──────── Source records
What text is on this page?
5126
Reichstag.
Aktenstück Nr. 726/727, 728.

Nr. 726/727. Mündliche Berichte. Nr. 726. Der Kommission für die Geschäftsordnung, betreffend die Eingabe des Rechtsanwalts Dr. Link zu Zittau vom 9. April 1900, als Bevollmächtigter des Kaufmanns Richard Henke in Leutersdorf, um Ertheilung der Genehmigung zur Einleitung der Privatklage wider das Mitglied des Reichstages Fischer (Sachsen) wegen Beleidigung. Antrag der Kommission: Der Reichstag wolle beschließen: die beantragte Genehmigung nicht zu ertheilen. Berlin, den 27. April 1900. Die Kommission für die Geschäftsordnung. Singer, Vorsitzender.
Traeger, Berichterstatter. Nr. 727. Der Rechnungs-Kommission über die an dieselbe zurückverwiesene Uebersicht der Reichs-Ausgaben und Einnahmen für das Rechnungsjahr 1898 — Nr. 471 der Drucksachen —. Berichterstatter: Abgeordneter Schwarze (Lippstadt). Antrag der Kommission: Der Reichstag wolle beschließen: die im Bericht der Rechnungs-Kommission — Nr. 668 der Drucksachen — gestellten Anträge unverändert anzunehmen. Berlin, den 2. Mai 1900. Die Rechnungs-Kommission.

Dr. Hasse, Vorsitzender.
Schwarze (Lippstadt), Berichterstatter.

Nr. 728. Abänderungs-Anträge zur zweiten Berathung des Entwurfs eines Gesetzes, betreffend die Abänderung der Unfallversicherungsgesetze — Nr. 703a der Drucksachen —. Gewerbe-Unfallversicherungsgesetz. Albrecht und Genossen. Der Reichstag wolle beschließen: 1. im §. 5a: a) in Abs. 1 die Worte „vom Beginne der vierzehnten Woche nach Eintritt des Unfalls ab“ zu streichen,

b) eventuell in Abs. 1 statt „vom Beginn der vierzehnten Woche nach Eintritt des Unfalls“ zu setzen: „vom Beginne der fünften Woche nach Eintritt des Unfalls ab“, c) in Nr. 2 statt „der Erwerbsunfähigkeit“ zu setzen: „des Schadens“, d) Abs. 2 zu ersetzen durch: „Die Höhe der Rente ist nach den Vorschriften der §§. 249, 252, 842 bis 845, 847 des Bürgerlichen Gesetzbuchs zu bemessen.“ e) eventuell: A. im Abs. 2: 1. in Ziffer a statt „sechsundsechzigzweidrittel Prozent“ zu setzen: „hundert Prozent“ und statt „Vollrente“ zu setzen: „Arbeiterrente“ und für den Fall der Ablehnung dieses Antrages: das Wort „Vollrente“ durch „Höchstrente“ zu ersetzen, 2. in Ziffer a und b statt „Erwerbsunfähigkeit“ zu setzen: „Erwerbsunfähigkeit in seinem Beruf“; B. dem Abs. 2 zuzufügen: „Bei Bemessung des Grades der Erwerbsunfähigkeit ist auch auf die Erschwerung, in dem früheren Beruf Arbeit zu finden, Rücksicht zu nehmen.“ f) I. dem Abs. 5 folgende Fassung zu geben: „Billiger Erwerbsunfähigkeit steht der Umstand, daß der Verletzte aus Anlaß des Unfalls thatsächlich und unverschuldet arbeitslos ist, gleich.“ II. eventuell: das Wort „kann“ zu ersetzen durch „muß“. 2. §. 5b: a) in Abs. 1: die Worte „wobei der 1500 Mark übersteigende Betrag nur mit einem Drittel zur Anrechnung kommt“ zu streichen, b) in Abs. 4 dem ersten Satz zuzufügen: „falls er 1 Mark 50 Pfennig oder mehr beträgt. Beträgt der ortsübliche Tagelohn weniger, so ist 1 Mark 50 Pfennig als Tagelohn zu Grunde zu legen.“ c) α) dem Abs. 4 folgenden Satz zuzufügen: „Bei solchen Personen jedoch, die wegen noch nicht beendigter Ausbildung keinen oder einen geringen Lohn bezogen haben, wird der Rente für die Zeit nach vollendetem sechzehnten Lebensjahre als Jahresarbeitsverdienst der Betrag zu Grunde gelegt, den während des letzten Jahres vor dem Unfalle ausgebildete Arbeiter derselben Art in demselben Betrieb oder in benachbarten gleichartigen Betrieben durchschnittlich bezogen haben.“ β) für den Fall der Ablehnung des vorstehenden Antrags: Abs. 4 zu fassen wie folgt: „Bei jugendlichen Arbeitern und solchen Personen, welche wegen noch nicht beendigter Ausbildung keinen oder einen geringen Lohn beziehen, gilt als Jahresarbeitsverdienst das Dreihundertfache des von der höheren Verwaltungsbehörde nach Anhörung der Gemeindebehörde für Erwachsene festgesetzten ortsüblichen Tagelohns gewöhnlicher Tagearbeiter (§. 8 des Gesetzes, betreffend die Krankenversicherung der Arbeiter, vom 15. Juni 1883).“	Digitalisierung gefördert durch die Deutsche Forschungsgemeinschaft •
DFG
────────────────
- _Aim of the task_: Transcribe the material above word for word.

- _Exercise output_:
What text is on this page?
5126
Reichstag.
Aktenstück Nr. 726/727, 728.

Nr. 726/727. Mündliche Berichte. Nr. 726. Der Kommission für die Geschäftsordnung, betreffend die Eingabe des Rechtsanwalts Dr. Link zu Zittau vom 9. April 1900, als Bevollmächtigter des Kaufmanns Richard Henke in Leutersdorf, um Ertheilung der Genehmigung zur Einleitung der Privatklage wider das Mitglied des Reichstages Fischer (Sachsen) wegen Beleidigung. Antrag der Kommission: Der Reichstag wolle beschließen: die beantragte Genehmigung nicht zu ertheilen. Berlin, den 27. April 1900. Die Kommission für die Geschäftsordnung. Singer, Vorsitzender.
Traeger, Berichterstatter. Nr. 727. Der Rechnungs-Kommission über die an dieselbe zurückverwiesene Uebersicht der Reichs-Ausgaben und Einnahmen für das Rechnungsjahr 1898 — Nr. 471 der Drucksachen —. Berichterstatter: Abgeordneter Schwarze (Lippstadt). Antrag der Kommission: Der Reichstag wolle beschließen: die im Bericht der Rechnungs-Kommission — Nr. 668 der Drucksachen — gestellten Anträge unverändert anzunehmen. Berlin, den 2. Mai 1900. Die Rechnungs-Kommission.

Dr. Hasse, Vorsitzender.
Schwarze (Lippstadt), Berichterstatter.

Nr. 728. Abänderungs-Anträge zur zweiten Berathung des Entwurfs eines Gesetzes, betreffend die Abänderung der Unfallversicherungsgesetze — Nr. 703a der Drucksachen —. Gewerbe-Unfallversicherungsgesetz. Albrecht und Genossen. Der Reichstag wolle beschließen: 1. im §. 5a: a) in Abs. 1 die Worte „vom Beginne der vierzehnten Woche nach Eintritt des Unfalls ab“ zu streichen,

b) eventuell in Abs. 1 statt „vom Beginn der vierzehnten Woche nach Eintritt des Unfalls“ zu setzen: „vom Beginne der fünften Woche nach Eintritt des Unfalls ab“, c) in Nr. 2 statt „der Erwerbsunfähigkeit“ zu setzen: „des Schadens“, d) Abs. 2 zu ersetzen durch: „Die Höhe der Rente ist nach den Vorschriften der §§. 249, 252, 842 bis 845, 847 des Bürgerlichen Gesetzbuchs zu bemessen.“ e) eventuell: A. im Abs. 2: 1. in Ziffer a statt „sechsundsechzigzweidrittel Prozent“ zu setzen: „hundert Prozent“ und statt „Vollrente“ zu setzen: „Arbeiterrente“ und für den Fall der Ablehnung dieses Antrages: das Wort „Vollrente“ durch „Höchstrente“ zu ersetzen, 2. in Ziffer a und b statt „Erwerbsunfähigkeit“ zu setzen: „Erwerbsunfähigkeit in seinem Beruf“; B. dem Abs. 2 zuzufügen: „Bei Bemessung des Grades der Erwerbsunfähigkeit ist auch auf die Erschwerung, in dem früheren Beruf Arbeit zu finden, Rücksicht zu nehmen.“ f) I. dem Abs. 5 folgende Fassung zu geben: „Billiger Erwerbsunfähigkeit steht der Umstand, daß der Verletzte aus Anlaß des Unfalls thatsächlich und unverschuldet arbeitslos ist, gleich.“ II. eventuell: das Wort „kann“ zu ersetzen durch „muß“. 2. §. 5b: a) in Abs. 1: die Worte „wobei der 1500 Mark übersteigende Betrag nur mit einem Drittel zur Anrechnung kommt“ zu streichen, b) in Abs. 4 dem ersten Satz zuzufügen: „falls er 1 Mark 50 Pfennig oder mehr beträgt. Beträgt der ortsübliche Tagelohn weniger, so ist 1 Mark 50 Pfennig als Tagelohn zu Grunde zu legen.“ c) α) dem Abs. 4 folgenden Satz zuzufügen: „Bei solchen Personen jedoch, die wegen noch nicht beendigter Ausbildung keinen oder einen geringen Lohn bezogen haben, wird der Rente für die Zeit nach vollendetem sechzehnten Lebensjahre als Jahresarbeitsverdienst der Betrag zu Grunde gelegt, den während des letzten Jahres vor dem Unfalle ausgebildete Arbeiter derselben Art in demselben Betrieb oder in benachbarten gleichartigen Betrieben durchschnittlich bezogen haben.“ β) für den Fall der Ablehnung des vorstehenden Antrags: Abs. 4 zu fassen wie folgt: „Bei jugendlichen Arbeitern und solchen Personen, welche wegen noch nicht beendigter Ausbildung keinen oder einen geringen Lohn beziehen, gilt als Jahresarbeitsverdienst das Dreihundertfache des von der höheren Verwaltungsbehörde nach Anhörung der Gemeindebehörde für Erwachsene festgesetzten ortsüblichen Tagelohns gewöhnlicher Tagearbeiter (§. 8 des Gesetzes, betreffend die Krankenversicherung der Arbeiter, vom 15. Juni 1883).“	Digitalisierung gefördert durch die Deutsche Forschungsgemeinschaft •
DFG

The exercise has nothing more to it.